[BEGIN ENTRIES SUPPLIED]

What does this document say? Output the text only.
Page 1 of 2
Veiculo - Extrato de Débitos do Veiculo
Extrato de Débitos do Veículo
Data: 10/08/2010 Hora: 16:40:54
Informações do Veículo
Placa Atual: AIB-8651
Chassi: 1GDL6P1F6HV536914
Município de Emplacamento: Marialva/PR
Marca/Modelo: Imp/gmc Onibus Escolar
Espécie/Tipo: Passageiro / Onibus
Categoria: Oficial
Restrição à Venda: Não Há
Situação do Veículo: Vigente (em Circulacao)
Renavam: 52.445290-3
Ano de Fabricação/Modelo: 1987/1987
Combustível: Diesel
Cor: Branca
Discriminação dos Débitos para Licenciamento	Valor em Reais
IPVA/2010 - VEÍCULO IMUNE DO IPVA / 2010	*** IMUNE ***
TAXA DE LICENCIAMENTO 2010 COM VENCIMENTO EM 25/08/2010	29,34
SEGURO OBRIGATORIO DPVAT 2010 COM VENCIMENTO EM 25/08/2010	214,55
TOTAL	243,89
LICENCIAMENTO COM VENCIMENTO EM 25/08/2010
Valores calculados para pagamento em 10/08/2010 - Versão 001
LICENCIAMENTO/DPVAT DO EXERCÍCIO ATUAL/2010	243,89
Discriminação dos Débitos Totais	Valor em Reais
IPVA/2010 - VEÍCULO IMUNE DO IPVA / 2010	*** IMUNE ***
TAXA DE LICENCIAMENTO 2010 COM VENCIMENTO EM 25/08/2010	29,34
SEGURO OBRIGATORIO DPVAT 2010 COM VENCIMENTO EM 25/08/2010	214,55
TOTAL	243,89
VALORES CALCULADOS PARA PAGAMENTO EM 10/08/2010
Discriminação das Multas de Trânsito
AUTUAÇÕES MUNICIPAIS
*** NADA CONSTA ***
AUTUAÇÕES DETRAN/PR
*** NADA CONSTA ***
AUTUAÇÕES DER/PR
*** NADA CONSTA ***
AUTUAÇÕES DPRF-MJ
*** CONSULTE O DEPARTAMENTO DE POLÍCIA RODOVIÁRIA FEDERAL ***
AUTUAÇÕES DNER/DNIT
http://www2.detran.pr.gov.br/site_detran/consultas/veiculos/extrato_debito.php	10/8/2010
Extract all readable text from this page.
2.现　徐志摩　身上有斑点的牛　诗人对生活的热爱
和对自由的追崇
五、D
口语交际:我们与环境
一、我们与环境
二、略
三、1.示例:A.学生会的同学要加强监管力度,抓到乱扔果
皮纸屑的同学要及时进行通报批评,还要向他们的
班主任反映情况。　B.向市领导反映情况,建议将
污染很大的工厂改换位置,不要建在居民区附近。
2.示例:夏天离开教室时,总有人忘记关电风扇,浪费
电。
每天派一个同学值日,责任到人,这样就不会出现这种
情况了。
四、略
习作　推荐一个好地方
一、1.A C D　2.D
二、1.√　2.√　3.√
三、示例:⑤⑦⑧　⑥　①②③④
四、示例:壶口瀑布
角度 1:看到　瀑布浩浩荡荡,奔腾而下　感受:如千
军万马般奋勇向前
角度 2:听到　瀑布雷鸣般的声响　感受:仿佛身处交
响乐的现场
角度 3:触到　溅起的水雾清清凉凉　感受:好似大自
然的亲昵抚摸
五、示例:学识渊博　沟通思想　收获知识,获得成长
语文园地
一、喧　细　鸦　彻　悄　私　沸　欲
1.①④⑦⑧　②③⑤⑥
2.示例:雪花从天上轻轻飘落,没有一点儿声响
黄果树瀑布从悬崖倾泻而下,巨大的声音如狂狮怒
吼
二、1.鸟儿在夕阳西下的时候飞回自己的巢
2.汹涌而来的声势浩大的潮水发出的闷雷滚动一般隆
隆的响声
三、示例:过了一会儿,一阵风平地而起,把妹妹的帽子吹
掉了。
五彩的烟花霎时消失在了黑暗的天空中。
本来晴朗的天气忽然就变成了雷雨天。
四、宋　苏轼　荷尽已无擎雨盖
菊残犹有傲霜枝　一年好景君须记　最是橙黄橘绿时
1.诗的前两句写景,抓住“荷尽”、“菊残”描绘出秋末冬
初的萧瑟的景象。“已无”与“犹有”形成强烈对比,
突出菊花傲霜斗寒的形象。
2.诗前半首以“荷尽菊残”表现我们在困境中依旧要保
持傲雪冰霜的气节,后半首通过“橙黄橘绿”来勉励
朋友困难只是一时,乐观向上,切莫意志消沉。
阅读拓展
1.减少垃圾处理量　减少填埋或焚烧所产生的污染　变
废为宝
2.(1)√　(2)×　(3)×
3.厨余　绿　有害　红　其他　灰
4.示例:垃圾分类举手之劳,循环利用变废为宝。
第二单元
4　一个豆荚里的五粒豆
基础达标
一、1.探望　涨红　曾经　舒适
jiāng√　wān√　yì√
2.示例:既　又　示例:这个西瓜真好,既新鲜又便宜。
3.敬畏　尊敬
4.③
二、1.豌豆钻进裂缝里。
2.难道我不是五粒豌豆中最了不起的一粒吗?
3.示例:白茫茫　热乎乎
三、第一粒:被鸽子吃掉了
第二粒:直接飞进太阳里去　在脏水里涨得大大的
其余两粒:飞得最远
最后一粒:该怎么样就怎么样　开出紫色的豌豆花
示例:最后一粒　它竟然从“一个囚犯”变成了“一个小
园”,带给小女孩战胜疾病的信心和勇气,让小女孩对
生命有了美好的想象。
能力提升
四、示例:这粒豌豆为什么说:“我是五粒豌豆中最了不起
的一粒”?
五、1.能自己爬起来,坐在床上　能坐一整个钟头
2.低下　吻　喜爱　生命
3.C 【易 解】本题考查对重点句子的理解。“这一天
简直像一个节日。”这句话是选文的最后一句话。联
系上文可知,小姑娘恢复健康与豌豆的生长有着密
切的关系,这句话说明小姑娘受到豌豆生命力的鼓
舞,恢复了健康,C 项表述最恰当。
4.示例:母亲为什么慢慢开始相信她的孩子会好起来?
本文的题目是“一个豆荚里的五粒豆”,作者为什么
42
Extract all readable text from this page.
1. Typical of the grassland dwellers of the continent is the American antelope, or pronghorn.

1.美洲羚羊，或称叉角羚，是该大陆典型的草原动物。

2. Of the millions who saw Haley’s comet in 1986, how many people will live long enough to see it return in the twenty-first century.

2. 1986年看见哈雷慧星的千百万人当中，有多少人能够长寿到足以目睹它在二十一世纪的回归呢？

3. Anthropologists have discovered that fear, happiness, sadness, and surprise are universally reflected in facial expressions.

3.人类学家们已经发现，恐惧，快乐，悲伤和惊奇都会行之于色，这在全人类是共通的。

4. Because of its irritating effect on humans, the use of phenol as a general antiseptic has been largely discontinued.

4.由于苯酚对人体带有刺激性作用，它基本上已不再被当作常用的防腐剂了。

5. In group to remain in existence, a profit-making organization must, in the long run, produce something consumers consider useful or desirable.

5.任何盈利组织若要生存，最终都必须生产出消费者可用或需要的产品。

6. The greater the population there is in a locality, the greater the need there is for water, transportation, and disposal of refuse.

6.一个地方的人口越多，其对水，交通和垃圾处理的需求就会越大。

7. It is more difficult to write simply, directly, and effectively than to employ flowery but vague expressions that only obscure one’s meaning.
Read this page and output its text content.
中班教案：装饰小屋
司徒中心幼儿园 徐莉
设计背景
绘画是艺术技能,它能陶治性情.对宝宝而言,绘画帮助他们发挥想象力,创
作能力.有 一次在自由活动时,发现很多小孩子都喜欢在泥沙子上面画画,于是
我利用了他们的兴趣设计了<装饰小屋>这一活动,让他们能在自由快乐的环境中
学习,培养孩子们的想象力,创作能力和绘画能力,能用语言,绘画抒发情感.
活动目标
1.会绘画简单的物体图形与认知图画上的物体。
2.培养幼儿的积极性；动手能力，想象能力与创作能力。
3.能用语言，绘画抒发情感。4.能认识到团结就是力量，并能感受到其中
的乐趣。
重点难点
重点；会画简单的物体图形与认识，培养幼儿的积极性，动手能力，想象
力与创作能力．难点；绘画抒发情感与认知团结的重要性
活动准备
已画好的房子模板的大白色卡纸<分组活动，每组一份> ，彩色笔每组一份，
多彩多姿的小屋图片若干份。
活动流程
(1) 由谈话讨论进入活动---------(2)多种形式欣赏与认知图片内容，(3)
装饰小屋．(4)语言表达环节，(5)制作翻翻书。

[END ENTRIES SUPPLIED]

Reproduce each line of the entries in which the word "装饰小屋" is found.

中班教案：装饰小屋
我利用了他们的兴趣设计了<装饰小屋>这一活动,让他们能在自由快乐的环境中
装饰小屋．(4)语言表达环节，(5)制作翻翻书。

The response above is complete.